### To do:
A. Answer these questions using the lecture notes on functional programming, giving each answer on its own line with the same mark:
(i) Who is listed as the teacher?
(ii) What do the notes say takes the place of loops?
(iii) In the example of an unsafe operation taken away from the programmer, what handles memory de-allocation?
B. Reproduce word for word the part of the lecture notes on functional programming that opens with the words containing "Functional Programming (FP): Introduction" and closes with "by garbage collector)".

### Excerpt to read:
..............................

Lecture 1: Operational semantics and reduction strategies

Teacher: François Pottier

Functional Programming (FP): Introduction

G. Béry: « Machines are wondeful tools to amplify your mistakes. »

What is FP? A certain family of programming languages. In the 80’s, they were set apart from other languages, seen as “academic”. But nowadays, the disctinction is less clear, they’re extensively used in the industry as well.

Features:

• Mutable states is discouraged (avoid changing values of variables (as in mathematics))
• Higher-order functions
• Type discipline/system to avoid doing basic mistakes that would make the program crash.
• Some unsafe operations are taken away from the programmer (ex: memory de-allocation: taken care of by garbage collector)
• Close to mathematics (Haskell enthusiasts like to think of programs as being mathematical entities, rather doing things)

A C programmer would think of programs as memory blocks and pointers, whereas a functional programmer think with algebraic data structures.

Loops are replaced by tail-recursive functions. Tail calls are cheap (same as doing a GOTO).

Today: functional programming not that different from “mainstream” programming, it’s a culture in and by itself.

Operational semantics and reduction strategies

Two ways to regard programs:

• Denotational semantics: What mathematical function corresponds to a given $λ$-term? Define a suitable notion of space (Scott domains, etc…)

..............................

### Listed entries:

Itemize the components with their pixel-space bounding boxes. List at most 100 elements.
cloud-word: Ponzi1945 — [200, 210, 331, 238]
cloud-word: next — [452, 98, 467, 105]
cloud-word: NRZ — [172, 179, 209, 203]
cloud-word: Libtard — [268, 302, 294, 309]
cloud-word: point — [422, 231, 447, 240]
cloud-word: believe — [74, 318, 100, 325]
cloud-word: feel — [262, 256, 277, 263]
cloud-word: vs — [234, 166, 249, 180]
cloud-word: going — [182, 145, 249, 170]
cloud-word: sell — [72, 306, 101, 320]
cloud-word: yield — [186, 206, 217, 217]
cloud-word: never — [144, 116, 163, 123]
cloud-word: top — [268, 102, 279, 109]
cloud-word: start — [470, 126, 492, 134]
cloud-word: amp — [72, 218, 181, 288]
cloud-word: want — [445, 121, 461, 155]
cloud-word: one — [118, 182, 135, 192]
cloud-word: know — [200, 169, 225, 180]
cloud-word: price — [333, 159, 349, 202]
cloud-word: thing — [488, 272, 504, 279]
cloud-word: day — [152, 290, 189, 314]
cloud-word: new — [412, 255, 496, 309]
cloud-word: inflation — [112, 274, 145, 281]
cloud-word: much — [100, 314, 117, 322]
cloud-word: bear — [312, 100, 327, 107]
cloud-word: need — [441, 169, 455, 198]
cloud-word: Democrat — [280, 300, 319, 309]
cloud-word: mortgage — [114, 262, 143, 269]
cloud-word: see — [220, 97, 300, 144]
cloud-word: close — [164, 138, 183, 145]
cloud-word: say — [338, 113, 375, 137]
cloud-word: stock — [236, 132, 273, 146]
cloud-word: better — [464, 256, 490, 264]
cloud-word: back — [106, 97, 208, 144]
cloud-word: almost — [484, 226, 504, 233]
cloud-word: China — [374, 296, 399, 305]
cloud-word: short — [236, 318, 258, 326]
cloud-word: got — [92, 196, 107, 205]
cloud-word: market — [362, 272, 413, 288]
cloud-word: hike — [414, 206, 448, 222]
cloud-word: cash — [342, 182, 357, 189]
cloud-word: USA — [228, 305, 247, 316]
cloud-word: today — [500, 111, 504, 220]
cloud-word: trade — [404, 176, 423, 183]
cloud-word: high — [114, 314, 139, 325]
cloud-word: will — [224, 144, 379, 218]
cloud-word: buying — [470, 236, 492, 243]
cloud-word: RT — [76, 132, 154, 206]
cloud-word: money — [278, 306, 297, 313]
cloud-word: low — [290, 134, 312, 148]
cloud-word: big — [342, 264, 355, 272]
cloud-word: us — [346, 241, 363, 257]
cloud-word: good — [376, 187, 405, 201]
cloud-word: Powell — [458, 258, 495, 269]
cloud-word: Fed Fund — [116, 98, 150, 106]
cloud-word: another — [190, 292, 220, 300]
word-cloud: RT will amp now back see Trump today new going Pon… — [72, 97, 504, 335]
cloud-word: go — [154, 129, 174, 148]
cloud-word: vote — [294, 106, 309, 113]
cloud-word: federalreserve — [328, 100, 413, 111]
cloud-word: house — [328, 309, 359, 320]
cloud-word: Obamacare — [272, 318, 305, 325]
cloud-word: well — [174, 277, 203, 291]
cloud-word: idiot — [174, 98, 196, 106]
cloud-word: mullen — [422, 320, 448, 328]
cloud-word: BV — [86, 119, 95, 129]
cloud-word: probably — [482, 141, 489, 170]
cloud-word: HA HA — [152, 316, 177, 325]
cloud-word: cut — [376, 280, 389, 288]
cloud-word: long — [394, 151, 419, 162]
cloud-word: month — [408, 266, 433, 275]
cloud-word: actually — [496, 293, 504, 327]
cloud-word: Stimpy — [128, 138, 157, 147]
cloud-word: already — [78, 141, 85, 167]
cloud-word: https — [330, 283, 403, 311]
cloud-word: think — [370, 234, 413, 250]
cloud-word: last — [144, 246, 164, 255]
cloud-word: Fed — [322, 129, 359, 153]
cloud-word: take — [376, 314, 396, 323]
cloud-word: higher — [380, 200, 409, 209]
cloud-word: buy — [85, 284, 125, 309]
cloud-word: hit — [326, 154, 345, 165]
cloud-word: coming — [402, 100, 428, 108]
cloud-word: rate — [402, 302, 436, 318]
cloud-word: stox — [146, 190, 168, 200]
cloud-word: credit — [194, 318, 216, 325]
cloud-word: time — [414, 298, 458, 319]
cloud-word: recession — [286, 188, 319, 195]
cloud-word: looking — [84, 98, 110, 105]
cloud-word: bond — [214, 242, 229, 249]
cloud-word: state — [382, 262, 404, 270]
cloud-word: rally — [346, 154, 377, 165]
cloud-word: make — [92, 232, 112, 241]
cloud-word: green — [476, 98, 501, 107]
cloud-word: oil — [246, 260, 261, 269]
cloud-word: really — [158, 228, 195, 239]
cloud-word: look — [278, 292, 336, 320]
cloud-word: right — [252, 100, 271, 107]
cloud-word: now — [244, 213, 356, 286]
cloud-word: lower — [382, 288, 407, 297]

..............................

### Answers to the tasks:
A.
(i) François Pottier
(ii) Tail-recursive functions
(iii) The garbage collector

B.
Functional Programming (FP): Introduction

G. Béry: « Machines are wondeful tools to amplify your mistakes. »

What is FP? A certain family of programming languages. In the 80’s, they were set apart from other languages, seen as “academic”. But nowadays, the disctinction is less clear, they’re extensively used in the industry as well.

Features:

• Mutable states is discouraged (avoid changing values of variables (as in mathematics))
• Higher-order functions
• Type discipline/system to avoid doing basic mistakes that would make the program crash.
• Some unsafe operations are taken away from the programmer (ex: memory de-allocation: taken care of by garbage collector)